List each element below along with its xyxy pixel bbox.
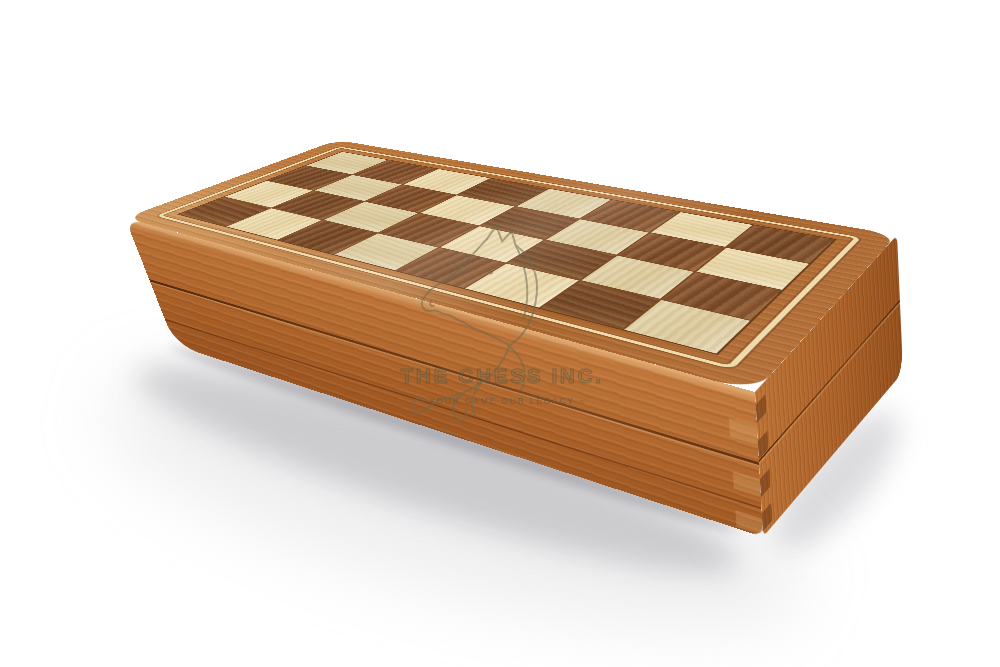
- finger-joint: [756, 394, 767, 423]
- product-photo-stage: THE CHESS INC. ~ YOUR GAME OUR LEGACY ~: [0, 0, 1000, 667]
- finger-joint: [762, 503, 773, 532]
- finger-joint: [760, 468, 771, 497]
- finger-joint: [733, 471, 761, 497]
- finger-joint: [729, 418, 758, 445]
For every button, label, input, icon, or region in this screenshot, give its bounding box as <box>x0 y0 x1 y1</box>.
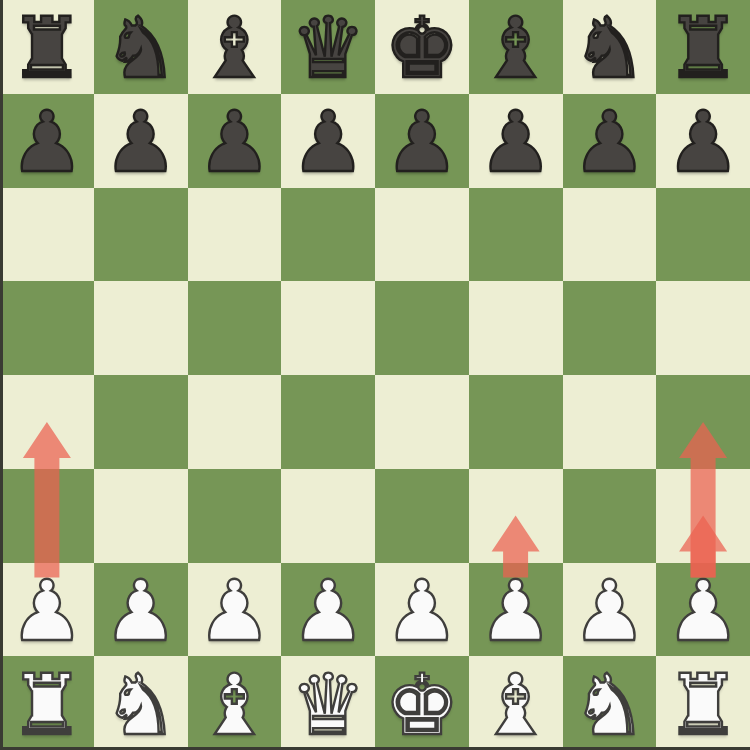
black-rook-h8[interactable]: ♜ <box>656 0 750 94</box>
square-c5[interactable] <box>188 281 282 375</box>
black-knight-b8[interactable]: ♞ <box>94 0 188 94</box>
square-g6[interactable] <box>563 188 657 282</box>
square-f3[interactable] <box>469 469 563 563</box>
black-pawn-a7[interactable]: ♟ <box>0 94 94 188</box>
square-g2[interactable]: ♟ <box>563 563 657 657</box>
square-g3[interactable] <box>563 469 657 563</box>
square-h1[interactable]: ♜ <box>656 656 750 750</box>
square-g1[interactable]: ♞ <box>563 656 657 750</box>
square-a2[interactable]: ♟ <box>0 563 94 657</box>
square-f1[interactable]: ♝ <box>469 656 563 750</box>
square-a3[interactable] <box>0 469 94 563</box>
white-queen-d1[interactable]: ♛ <box>281 656 375 750</box>
square-e7[interactable]: ♟ <box>375 94 469 188</box>
square-c3[interactable] <box>188 469 282 563</box>
black-bishop-f8[interactable]: ♝ <box>469 0 563 94</box>
white-pawn-f2[interactable]: ♟ <box>469 563 563 657</box>
square-h3[interactable] <box>656 469 750 563</box>
black-pawn-c7[interactable]: ♟ <box>188 94 282 188</box>
square-e2[interactable]: ♟ <box>375 563 469 657</box>
black-rook-a8[interactable]: ♜ <box>0 0 94 94</box>
square-b4[interactable] <box>94 375 188 469</box>
black-pawn-e7[interactable]: ♟ <box>375 94 469 188</box>
square-d6[interactable] <box>281 188 375 282</box>
board-edge-left <box>0 0 3 750</box>
square-e8[interactable]: ♚ <box>375 0 469 94</box>
square-e1[interactable]: ♚ <box>375 656 469 750</box>
square-e6[interactable] <box>375 188 469 282</box>
square-g5[interactable] <box>563 281 657 375</box>
white-pawn-h2[interactable]: ♟ <box>656 563 750 657</box>
square-c2[interactable]: ♟ <box>188 563 282 657</box>
white-pawn-d2[interactable]: ♟ <box>281 563 375 657</box>
black-bishop-c8[interactable]: ♝ <box>188 0 282 94</box>
square-a5[interactable] <box>0 281 94 375</box>
square-a8[interactable]: ♜ <box>0 0 94 94</box>
square-g4[interactable] <box>563 375 657 469</box>
square-a4[interactable] <box>0 375 94 469</box>
white-bishop-f1[interactable]: ♝ <box>469 656 563 750</box>
square-d1[interactable]: ♛ <box>281 656 375 750</box>
square-e3[interactable] <box>375 469 469 563</box>
square-c1[interactable]: ♝ <box>188 656 282 750</box>
square-b3[interactable] <box>94 469 188 563</box>
square-c8[interactable]: ♝ <box>188 0 282 94</box>
square-h8[interactable]: ♜ <box>656 0 750 94</box>
white-pawn-b2[interactable]: ♟ <box>94 563 188 657</box>
white-rook-a1[interactable]: ♜ <box>0 656 94 750</box>
square-h5[interactable] <box>656 281 750 375</box>
board-container: ♜♞♝♛♚♝♞♜♟♟♟♟♟♟♟♟♟♟♟♟♟♟♟♟♜♞♝♛♚♝♞♜ <box>0 0 750 750</box>
square-b8[interactable]: ♞ <box>94 0 188 94</box>
square-h4[interactable] <box>656 375 750 469</box>
square-b5[interactable] <box>94 281 188 375</box>
black-pawn-d7[interactable]: ♟ <box>281 94 375 188</box>
black-king-e8[interactable]: ♚ <box>375 0 469 94</box>
black-knight-g8[interactable]: ♞ <box>563 0 657 94</box>
square-c6[interactable] <box>188 188 282 282</box>
black-queen-d8[interactable]: ♛ <box>281 0 375 94</box>
square-h2[interactable]: ♟ <box>656 563 750 657</box>
black-pawn-b7[interactable]: ♟ <box>94 94 188 188</box>
square-f7[interactable]: ♟ <box>469 94 563 188</box>
square-c7[interactable]: ♟ <box>188 94 282 188</box>
square-g7[interactable]: ♟ <box>563 94 657 188</box>
square-b1[interactable]: ♞ <box>94 656 188 750</box>
square-d7[interactable]: ♟ <box>281 94 375 188</box>
square-d8[interactable]: ♛ <box>281 0 375 94</box>
black-pawn-g7[interactable]: ♟ <box>563 94 657 188</box>
square-f2[interactable]: ♟ <box>469 563 563 657</box>
square-e4[interactable] <box>375 375 469 469</box>
square-d2[interactable]: ♟ <box>281 563 375 657</box>
white-pawn-e2[interactable]: ♟ <box>375 563 469 657</box>
square-f6[interactable] <box>469 188 563 282</box>
square-b2[interactable]: ♟ <box>94 563 188 657</box>
square-d3[interactable] <box>281 469 375 563</box>
square-f5[interactable] <box>469 281 563 375</box>
white-pawn-a2[interactable]: ♟ <box>0 563 94 657</box>
chess-board: ♜♞♝♛♚♝♞♜♟♟♟♟♟♟♟♟♟♟♟♟♟♟♟♟♜♞♝♛♚♝♞♜ <box>0 0 750 750</box>
square-d5[interactable] <box>281 281 375 375</box>
square-g8[interactable]: ♞ <box>563 0 657 94</box>
square-e5[interactable] <box>375 281 469 375</box>
black-pawn-h7[interactable]: ♟ <box>656 94 750 188</box>
square-f4[interactable] <box>469 375 563 469</box>
white-bishop-c1[interactable]: ♝ <box>188 656 282 750</box>
white-rook-h1[interactable]: ♜ <box>656 656 750 750</box>
white-king-e1[interactable]: ♚ <box>375 656 469 750</box>
square-h6[interactable] <box>656 188 750 282</box>
square-a1[interactable]: ♜ <box>0 656 94 750</box>
square-b6[interactable] <box>94 188 188 282</box>
square-d4[interactable] <box>281 375 375 469</box>
square-h7[interactable]: ♟ <box>656 94 750 188</box>
white-pawn-g2[interactable]: ♟ <box>563 563 657 657</box>
square-b7[interactable]: ♟ <box>94 94 188 188</box>
white-knight-g1[interactable]: ♞ <box>563 656 657 750</box>
square-c4[interactable] <box>188 375 282 469</box>
square-a7[interactable]: ♟ <box>0 94 94 188</box>
white-knight-b1[interactable]: ♞ <box>94 656 188 750</box>
square-a6[interactable] <box>0 188 94 282</box>
black-pawn-f7[interactable]: ♟ <box>469 94 563 188</box>
square-f8[interactable]: ♝ <box>469 0 563 94</box>
white-pawn-c2[interactable]: ♟ <box>188 563 282 657</box>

# # # # #

(BRIEF)
Can you reproduce, word for word, the stretch of the entries above from their very beginning through the line that contains "For every button, label, input, icon, or", including that line? Leave the pictures out.

(THE OUTPUT)
List each element below along with its xyxy pixel bbox.
- finger-joint: [756, 394, 767, 423]
- product-photo-stage: THE CHESS INC. ~ YOUR GAME OUR LEGACY ~: [0, 0, 1000, 667]
- finger-joint: [762, 503, 773, 532]
- finger-joint: [760, 468, 771, 497]
- finger-joint: [733, 471, 761, 497]
- finger-joint: [729, 418, 758, 445]
For every button, label, input, icon, or region in this screenshot, give its bounding box as <box>x0 y0 x1 y1</box>.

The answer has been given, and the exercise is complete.